• Exercise objective:
Copy out all the lines where "File" shows up.
begin Stored rows
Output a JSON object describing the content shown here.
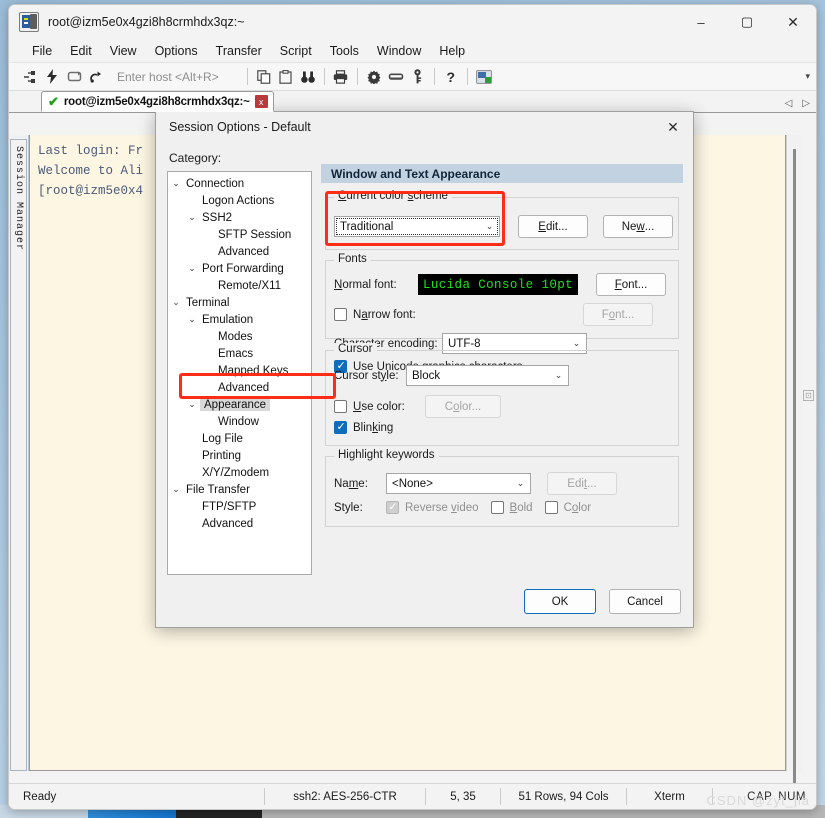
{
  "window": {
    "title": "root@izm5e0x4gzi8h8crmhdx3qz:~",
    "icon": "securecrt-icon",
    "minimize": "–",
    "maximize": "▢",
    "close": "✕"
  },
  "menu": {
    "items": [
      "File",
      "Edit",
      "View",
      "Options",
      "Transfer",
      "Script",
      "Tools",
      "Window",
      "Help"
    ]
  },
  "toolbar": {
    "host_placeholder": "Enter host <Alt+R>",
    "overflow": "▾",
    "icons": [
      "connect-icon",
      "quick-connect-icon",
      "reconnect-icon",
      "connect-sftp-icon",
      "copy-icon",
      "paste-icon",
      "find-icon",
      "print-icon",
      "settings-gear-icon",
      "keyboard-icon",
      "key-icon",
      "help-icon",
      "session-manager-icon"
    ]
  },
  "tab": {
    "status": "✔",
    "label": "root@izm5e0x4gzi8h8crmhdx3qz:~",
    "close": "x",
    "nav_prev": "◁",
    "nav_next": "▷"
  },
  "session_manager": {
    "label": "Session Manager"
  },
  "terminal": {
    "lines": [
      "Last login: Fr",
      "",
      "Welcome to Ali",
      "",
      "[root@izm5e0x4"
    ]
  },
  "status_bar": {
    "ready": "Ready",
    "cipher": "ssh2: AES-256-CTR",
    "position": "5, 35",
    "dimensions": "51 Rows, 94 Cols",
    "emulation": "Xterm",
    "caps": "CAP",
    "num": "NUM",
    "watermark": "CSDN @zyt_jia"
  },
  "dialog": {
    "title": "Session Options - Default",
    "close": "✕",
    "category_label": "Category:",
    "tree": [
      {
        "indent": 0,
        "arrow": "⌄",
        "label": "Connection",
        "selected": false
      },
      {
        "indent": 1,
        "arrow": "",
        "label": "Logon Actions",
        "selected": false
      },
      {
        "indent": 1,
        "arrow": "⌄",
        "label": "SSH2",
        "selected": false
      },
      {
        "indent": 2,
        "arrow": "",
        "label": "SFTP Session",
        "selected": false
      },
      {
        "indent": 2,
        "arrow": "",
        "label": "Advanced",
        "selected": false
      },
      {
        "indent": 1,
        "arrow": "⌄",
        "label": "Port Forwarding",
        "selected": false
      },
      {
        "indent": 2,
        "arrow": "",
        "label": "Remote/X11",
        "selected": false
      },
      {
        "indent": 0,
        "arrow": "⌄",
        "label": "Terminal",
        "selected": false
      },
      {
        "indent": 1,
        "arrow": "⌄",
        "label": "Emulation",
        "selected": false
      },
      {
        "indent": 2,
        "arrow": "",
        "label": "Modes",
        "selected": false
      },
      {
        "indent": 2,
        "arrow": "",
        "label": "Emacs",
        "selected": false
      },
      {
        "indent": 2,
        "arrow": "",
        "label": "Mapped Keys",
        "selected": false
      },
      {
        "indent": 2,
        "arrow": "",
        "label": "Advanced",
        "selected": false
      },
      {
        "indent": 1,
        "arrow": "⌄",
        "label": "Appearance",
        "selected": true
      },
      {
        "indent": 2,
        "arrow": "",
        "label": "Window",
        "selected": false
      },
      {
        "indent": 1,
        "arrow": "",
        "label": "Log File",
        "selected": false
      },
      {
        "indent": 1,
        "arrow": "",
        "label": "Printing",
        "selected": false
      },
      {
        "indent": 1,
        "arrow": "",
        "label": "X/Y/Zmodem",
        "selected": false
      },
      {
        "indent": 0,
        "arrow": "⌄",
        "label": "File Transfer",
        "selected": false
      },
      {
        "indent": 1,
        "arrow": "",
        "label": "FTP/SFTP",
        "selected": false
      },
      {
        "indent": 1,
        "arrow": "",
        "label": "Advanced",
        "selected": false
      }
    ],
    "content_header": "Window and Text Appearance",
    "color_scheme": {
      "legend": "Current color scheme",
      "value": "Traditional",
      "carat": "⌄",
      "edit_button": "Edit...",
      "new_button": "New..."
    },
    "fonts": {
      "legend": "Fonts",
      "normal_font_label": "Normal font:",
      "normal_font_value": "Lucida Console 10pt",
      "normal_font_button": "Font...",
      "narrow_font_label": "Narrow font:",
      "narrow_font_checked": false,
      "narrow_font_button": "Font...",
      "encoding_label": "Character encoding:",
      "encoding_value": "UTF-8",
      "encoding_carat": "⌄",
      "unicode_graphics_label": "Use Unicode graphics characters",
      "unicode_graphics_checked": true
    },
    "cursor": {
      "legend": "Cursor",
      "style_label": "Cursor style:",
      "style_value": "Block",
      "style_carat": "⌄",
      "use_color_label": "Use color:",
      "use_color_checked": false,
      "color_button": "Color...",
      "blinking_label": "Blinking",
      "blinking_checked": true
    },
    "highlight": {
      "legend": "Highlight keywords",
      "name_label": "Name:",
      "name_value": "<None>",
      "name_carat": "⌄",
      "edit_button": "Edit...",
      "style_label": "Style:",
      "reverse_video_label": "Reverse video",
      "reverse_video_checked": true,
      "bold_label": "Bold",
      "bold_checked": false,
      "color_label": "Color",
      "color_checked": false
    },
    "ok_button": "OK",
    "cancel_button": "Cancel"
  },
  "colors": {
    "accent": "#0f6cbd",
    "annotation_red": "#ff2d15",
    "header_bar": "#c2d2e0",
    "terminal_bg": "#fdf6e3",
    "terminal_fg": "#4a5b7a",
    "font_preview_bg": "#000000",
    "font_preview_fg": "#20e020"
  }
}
end Stored rows
begin Stored rows
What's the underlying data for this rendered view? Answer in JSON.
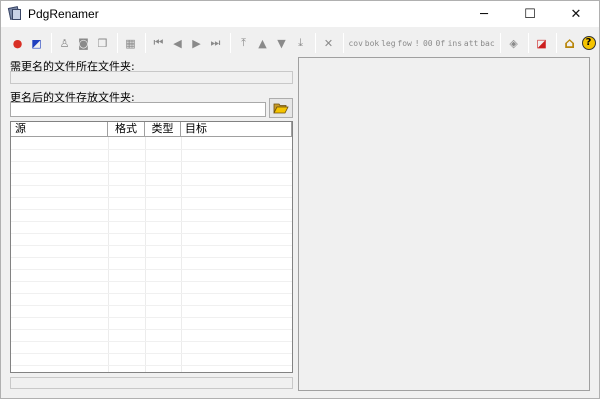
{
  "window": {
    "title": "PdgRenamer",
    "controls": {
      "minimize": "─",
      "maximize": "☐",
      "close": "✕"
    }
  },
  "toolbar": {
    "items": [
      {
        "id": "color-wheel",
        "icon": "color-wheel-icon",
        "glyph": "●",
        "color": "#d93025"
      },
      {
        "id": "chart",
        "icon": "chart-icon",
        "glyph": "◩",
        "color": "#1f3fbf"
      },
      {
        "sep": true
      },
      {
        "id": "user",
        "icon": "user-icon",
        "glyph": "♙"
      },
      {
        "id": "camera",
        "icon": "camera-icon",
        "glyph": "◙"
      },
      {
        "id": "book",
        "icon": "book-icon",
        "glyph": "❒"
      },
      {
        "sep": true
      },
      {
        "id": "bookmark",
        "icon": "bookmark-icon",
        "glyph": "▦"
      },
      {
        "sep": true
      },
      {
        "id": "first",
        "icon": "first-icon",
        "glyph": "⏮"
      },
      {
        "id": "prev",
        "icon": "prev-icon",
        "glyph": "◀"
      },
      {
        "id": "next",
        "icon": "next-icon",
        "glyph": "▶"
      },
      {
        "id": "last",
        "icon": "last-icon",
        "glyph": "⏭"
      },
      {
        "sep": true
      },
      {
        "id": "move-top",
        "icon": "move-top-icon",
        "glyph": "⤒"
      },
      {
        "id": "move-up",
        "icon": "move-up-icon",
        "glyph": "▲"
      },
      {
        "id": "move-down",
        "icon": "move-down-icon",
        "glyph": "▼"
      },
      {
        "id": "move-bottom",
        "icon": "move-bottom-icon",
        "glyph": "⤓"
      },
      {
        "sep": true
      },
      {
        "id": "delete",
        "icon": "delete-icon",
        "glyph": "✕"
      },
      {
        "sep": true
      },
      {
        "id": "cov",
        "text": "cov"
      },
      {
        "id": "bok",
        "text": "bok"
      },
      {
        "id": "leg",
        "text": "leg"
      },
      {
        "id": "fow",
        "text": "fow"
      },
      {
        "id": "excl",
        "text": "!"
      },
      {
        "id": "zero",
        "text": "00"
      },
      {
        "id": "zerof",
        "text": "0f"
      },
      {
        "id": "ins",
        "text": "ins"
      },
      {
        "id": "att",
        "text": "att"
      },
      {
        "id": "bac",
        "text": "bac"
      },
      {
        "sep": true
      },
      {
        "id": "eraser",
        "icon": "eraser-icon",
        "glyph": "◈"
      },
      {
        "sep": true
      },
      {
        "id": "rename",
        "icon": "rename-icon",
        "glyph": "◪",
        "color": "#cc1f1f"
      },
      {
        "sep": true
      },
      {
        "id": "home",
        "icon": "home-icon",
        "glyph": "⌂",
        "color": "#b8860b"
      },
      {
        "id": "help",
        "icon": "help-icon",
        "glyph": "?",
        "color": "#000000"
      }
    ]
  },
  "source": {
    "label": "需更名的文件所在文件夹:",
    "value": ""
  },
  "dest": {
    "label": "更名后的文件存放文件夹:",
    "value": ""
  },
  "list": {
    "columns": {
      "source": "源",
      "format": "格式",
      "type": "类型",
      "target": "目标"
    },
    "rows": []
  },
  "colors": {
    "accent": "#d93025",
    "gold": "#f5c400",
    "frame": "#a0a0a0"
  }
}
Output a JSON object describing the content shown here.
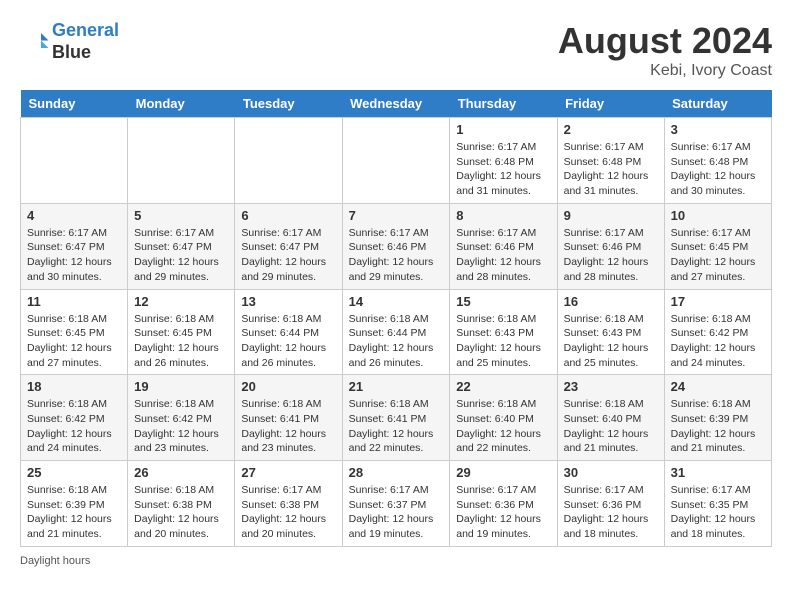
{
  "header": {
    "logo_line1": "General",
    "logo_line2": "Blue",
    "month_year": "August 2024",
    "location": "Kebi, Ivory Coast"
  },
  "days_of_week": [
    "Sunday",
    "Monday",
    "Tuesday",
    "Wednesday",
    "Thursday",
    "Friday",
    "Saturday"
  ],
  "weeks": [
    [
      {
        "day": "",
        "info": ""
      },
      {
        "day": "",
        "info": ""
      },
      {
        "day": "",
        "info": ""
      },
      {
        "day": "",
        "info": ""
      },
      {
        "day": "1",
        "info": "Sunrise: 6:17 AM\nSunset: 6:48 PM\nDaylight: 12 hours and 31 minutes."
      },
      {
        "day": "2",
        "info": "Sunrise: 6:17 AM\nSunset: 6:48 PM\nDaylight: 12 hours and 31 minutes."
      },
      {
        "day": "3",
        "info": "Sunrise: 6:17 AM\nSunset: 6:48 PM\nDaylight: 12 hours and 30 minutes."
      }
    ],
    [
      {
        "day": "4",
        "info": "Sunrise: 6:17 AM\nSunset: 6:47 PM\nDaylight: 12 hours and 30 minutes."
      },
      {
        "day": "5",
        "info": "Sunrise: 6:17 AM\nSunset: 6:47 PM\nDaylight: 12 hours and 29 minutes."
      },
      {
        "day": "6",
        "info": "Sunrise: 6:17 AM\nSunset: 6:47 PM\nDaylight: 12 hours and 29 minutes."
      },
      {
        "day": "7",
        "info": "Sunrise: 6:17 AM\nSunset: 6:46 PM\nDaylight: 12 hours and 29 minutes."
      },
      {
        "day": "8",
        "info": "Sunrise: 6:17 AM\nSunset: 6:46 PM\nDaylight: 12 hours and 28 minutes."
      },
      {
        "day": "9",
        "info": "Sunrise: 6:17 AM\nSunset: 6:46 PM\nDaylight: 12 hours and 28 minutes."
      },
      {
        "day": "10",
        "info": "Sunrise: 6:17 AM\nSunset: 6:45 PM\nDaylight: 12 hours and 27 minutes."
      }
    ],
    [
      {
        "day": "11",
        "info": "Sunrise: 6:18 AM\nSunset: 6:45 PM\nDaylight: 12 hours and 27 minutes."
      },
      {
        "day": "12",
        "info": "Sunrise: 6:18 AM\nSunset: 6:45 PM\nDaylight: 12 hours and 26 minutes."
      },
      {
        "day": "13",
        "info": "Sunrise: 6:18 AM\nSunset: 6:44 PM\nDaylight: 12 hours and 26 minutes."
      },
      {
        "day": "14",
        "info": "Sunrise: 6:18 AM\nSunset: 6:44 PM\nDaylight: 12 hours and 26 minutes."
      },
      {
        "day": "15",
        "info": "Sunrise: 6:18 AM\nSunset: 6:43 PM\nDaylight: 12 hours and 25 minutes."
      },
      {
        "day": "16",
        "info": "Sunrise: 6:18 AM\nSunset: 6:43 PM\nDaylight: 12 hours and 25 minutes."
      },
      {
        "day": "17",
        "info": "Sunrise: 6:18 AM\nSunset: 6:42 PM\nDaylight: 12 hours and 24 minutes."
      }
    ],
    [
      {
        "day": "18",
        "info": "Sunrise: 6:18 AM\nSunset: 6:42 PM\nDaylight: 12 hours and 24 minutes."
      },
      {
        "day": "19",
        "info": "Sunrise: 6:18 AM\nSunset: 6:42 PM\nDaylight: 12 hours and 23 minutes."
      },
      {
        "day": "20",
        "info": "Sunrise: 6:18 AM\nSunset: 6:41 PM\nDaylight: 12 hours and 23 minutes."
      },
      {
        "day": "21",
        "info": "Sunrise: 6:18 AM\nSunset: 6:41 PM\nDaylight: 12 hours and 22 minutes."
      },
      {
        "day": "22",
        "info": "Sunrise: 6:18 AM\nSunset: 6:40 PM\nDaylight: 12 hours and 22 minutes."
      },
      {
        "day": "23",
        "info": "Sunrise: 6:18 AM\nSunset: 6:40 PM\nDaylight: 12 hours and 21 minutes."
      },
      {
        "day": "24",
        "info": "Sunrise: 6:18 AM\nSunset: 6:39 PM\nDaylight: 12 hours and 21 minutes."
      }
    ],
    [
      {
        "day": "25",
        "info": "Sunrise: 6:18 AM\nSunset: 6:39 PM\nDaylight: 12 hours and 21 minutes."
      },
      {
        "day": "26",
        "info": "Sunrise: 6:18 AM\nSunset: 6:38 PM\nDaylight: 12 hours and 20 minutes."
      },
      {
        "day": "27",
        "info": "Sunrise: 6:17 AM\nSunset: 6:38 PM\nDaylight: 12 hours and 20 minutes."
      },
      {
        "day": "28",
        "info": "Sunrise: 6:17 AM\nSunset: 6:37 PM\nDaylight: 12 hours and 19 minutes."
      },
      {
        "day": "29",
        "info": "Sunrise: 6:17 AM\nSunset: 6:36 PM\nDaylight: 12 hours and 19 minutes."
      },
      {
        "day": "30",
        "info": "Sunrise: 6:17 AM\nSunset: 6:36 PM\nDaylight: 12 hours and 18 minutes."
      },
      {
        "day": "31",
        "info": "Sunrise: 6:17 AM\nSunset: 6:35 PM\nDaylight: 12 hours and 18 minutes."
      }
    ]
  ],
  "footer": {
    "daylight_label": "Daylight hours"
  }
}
end Stored rows
• Solution to this problem:
      "File",
        "label": "Log File",
        "label": "File Transfer",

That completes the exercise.